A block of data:

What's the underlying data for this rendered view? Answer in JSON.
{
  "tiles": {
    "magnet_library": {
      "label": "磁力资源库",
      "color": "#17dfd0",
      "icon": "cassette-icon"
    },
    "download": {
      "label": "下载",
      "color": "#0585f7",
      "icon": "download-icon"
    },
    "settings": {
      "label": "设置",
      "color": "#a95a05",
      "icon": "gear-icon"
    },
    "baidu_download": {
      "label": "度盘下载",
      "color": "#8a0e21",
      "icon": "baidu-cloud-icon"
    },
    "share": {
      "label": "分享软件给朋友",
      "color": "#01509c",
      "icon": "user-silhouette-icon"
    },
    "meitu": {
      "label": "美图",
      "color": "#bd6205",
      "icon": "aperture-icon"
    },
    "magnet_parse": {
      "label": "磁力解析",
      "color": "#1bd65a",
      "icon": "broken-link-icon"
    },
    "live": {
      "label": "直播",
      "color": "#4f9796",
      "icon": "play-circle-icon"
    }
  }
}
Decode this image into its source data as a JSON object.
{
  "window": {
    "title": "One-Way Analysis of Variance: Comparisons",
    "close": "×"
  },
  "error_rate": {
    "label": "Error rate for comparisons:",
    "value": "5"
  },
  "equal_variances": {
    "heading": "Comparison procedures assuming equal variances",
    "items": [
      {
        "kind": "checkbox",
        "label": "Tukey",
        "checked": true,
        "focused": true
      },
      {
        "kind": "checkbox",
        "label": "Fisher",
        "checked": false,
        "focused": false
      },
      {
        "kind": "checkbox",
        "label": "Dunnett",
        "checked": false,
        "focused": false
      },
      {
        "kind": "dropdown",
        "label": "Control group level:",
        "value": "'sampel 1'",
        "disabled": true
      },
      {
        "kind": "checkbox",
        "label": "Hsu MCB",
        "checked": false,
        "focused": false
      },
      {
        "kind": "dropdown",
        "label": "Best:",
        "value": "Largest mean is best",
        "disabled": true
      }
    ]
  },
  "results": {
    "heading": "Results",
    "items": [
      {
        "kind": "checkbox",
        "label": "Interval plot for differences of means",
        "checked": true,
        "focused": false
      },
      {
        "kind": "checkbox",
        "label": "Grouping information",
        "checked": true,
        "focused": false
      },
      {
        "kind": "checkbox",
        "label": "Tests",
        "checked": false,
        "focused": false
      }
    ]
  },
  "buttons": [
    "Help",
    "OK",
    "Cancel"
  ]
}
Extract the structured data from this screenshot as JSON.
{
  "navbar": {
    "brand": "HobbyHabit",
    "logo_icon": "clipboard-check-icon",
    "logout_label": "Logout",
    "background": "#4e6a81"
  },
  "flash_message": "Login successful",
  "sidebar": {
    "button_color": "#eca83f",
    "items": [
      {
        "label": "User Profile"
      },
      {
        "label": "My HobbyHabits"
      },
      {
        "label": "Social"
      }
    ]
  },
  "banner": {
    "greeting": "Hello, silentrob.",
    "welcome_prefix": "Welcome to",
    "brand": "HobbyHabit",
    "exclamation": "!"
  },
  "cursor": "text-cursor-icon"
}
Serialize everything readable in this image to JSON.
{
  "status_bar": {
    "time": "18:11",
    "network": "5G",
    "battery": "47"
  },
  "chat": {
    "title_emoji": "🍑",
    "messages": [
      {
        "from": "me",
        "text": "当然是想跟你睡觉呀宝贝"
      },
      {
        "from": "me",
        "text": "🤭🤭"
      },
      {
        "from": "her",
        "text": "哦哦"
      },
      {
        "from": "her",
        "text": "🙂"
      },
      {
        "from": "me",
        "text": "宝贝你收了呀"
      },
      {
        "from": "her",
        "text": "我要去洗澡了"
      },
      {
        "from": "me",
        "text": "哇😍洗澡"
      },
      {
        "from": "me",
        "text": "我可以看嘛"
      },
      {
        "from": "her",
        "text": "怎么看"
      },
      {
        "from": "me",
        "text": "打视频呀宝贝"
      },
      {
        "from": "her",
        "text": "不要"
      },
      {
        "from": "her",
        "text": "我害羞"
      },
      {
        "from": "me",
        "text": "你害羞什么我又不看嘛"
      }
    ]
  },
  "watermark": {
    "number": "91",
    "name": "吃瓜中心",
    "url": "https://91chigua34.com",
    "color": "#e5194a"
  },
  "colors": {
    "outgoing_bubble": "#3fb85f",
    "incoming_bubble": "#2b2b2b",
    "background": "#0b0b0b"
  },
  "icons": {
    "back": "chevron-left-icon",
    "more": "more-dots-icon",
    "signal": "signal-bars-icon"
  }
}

### Written request
Quote the data above in full, changing nothing.

### Solved problem
What's the underlying data for this rendered view? Answer in JSON.
{
  "tiles": {
    "magnet_library": {
      "label": "磁力资源库",
      "color": "#17dfd0",
      "icon": "cassette-icon"
    },
    "download": {
      "label": "下载",
      "color": "#0585f7",
      "icon": "download-icon"
    },
    "settings": {
      "label": "设置",
      "color": "#a95a05",
      "icon": "gear-icon"
    },
    "baidu_download": {
      "label": "度盘下载",
      "color": "#8a0e21",
      "icon": "baidu-cloud-icon"
    },
    "share": {
      "label": "分享软件给朋友",
      "color": "#01509c",
      "icon": "user-silhouette-icon"
    },
    "meitu": {
      "label": "美图",
      "color": "#bd6205",
      "icon": "aperture-icon"
    },
    "magnet_parse": {
      "label": "磁力解析",
      "color": "#1bd65a",
      "icon": "broken-link-icon"
    },
    "live": {
      "label": "直播",
      "color": "#4f9796",
      "icon": "play-circle-icon"
    }
  }
}
Decode this image into its source data as a JSON object.
{
  "window": {
    "title": "One-Way Analysis of Variance: Comparisons",
    "close": "×"
  },
  "error_rate": {
    "label": "Error rate for comparisons:",
    "value": "5"
  },
  "equal_variances": {
    "heading": "Comparison procedures assuming equal variances",
    "items": [
      {
        "kind": "checkbox",
        "label": "Tukey",
        "checked": true,
        "focused": true
      },
      {
        "kind": "checkbox",
        "label": "Fisher",
        "checked": false,
        "focused": false
      },
      {
        "kind": "checkbox",
        "label": "Dunnett",
        "checked": false,
        "focused": false
      },
      {
        "kind": "dropdown",
        "label": "Control group level:",
        "value": "'sampel 1'",
        "disabled": true
      },
      {
        "kind": "checkbox",
        "label": "Hsu MCB",
        "checked": false,
        "focused": false
      },
      {
        "kind": "dropdown",
        "label": "Best:",
        "value": "Largest mean is best",
        "disabled": true
      }
    ]
  },
  "results": {
    "heading": "Results",
    "items": [
      {
        "kind": "checkbox",
        "label": "Interval plot for differences of means",
        "checked": true,
        "focused": false
      },
      {
        "kind": "checkbox",
        "label": "Grouping information",
        "checked": true,
        "focused": false
      },
      {
        "kind": "checkbox",
        "label": "Tests",
        "checked": false,
        "focused": false
      }
    ]
  },
  "buttons": [
    "Help",
    "OK",
    "Cancel"
  ]
}
Extract the structured data from this screenshot as JSON.
{
  "navbar": {
    "brand": "HobbyHabit",
    "logo_icon": "clipboard-check-icon",
    "logout_label": "Logout",
    "background": "#4e6a81"
  },
  "flash_message": "Login successful",
  "sidebar": {
    "button_color": "#eca83f",
    "items": [
      {
        "label": "User Profile"
      },
      {
        "label": "My HobbyHabits"
      },
      {
        "label": "Social"
      }
    ]
  },
  "banner": {
    "greeting": "Hello, silentrob.",
    "welcome_prefix": "Welcome to",
    "brand": "HobbyHabit",
    "exclamation": "!"
  },
  "cursor": "text-cursor-icon"
}
Serialize everything readable in this image to JSON.
{
  "status_bar": {
    "time": "18:11",
    "network": "5G",
    "battery": "47"
  },
  "chat": {
    "title_emoji": "🍑",
    "messages": [
      {
        "from": "me",
        "text": "当然是想跟你睡觉呀宝贝"
      },
      {
        "from": "me",
        "text": "🤭🤭"
      },
      {
        "from": "her",
        "text": "哦哦"
      },
      {
        "from": "her",
        "text": "🙂"
      },
      {
        "from": "me",
        "text": "宝贝你收了呀"
      },
      {
        "from": "her",
        "text": "我要去洗澡了"
      },
      {
        "from": "me",
        "text": "哇😍洗澡"
      },
      {
        "from": "me",
        "text": "我可以看嘛"
      },
      {
        "from": "her",
        "text": "怎么看"
      },
      {
        "from": "me",
        "text": "打视频呀宝贝"
      },
      {
        "from": "her",
        "text": "不要"
      },
      {
        "from": "her",
        "text": "我害羞"
      },
      {
        "from": "me",
        "text": "你害羞什么我又不看嘛"
      }
    ]
  },
  "watermark": {
    "number": "91",
    "name": "吃瓜中心",
    "url": "https://91chigua34.com",
    "color": "#e5194a"
  },
  "colors": {
    "outgoing_bubble": "#3fb85f",
    "incoming_bubble": "#2b2b2b",
    "background": "#0b0b0b"
  },
  "icons": {
    "back": "chevron-left-icon",
    "more": "more-dots-icon",
    "signal": "signal-bars-icon"
  }
}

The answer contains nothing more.